→ WHAT THE TASK REQUIRES: Your answer must consist solely of the number of lines that contain the word "subtitle".

[Data tied to figure images]
━━━
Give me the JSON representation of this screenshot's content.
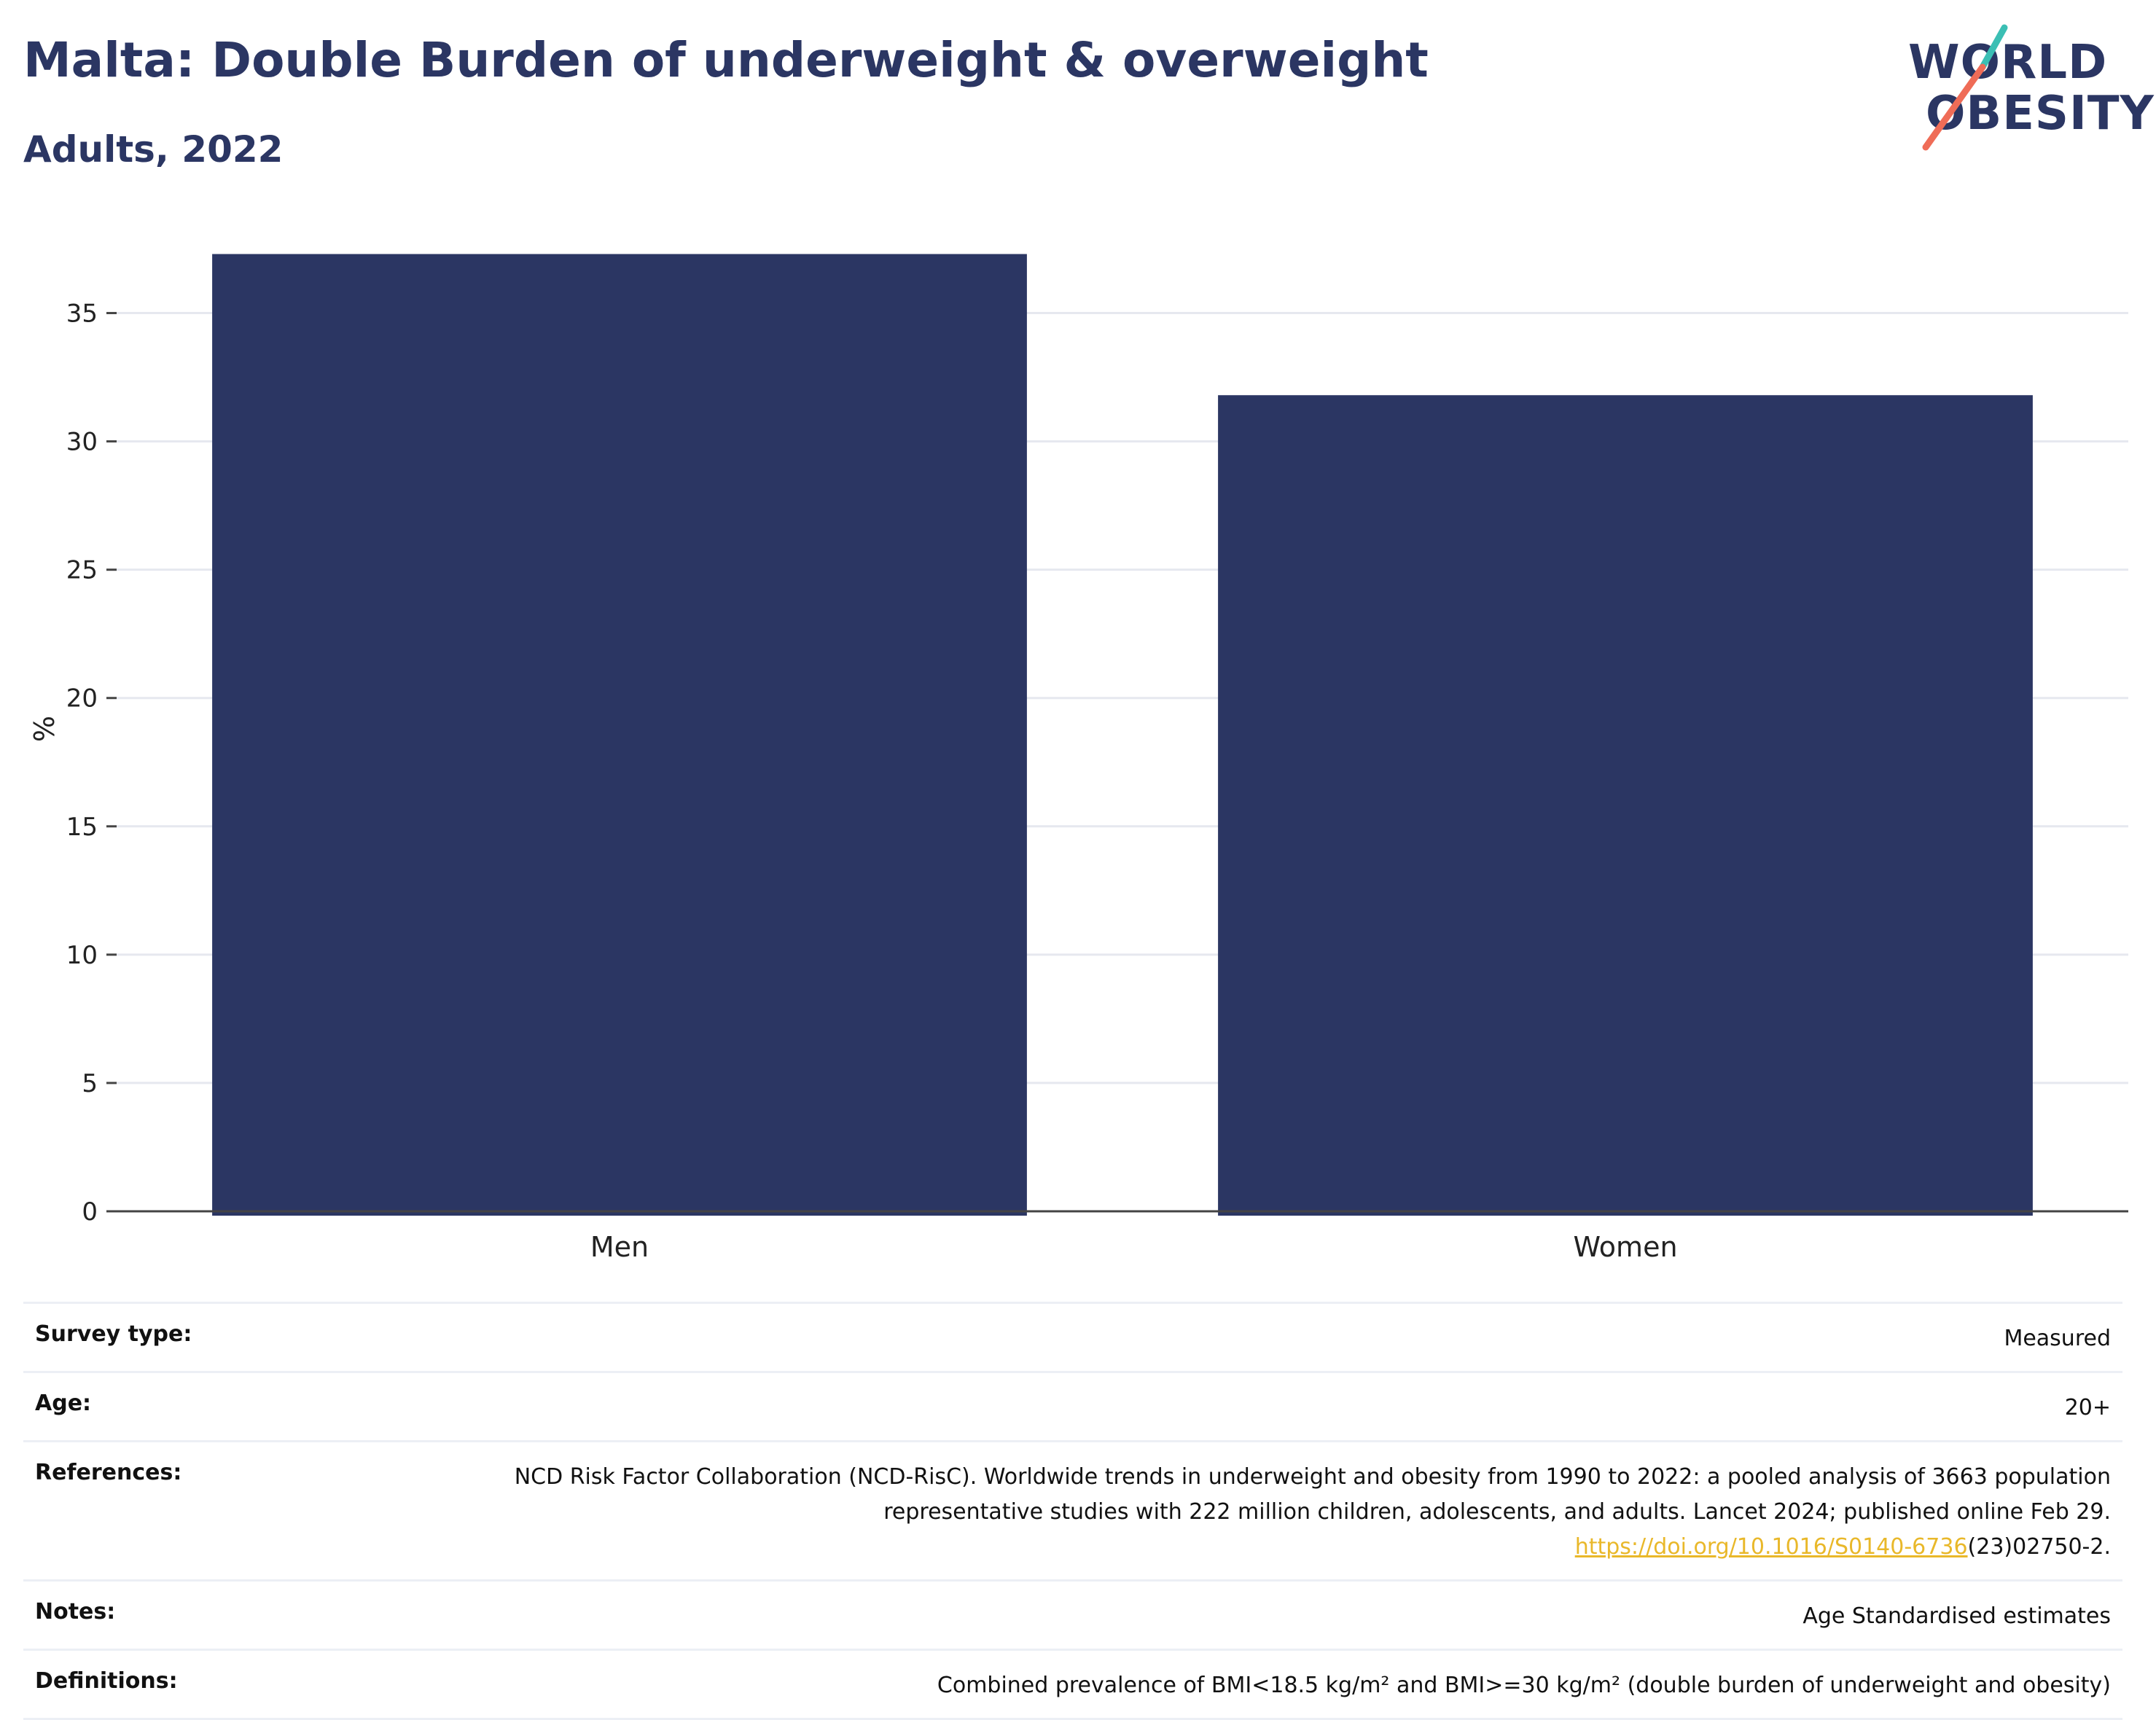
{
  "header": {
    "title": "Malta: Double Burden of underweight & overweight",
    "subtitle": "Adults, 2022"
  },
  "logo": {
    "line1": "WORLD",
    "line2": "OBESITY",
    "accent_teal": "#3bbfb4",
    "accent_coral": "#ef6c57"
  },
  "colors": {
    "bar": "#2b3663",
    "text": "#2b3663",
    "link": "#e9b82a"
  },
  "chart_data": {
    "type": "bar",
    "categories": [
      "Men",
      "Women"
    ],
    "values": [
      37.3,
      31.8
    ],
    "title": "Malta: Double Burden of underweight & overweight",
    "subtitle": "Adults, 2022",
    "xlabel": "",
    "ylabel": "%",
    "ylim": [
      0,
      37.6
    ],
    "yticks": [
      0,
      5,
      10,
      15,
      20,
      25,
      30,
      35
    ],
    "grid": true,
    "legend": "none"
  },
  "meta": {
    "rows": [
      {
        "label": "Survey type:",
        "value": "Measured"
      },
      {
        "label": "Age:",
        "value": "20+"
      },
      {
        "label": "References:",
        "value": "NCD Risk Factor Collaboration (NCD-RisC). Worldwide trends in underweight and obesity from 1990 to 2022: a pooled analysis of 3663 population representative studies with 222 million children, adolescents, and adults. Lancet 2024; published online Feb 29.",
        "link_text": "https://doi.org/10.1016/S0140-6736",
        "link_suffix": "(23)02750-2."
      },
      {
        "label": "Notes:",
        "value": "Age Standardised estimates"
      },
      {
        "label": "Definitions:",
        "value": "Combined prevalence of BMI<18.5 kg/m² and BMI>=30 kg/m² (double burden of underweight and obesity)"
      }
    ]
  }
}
━━━
→ ANSWER: 2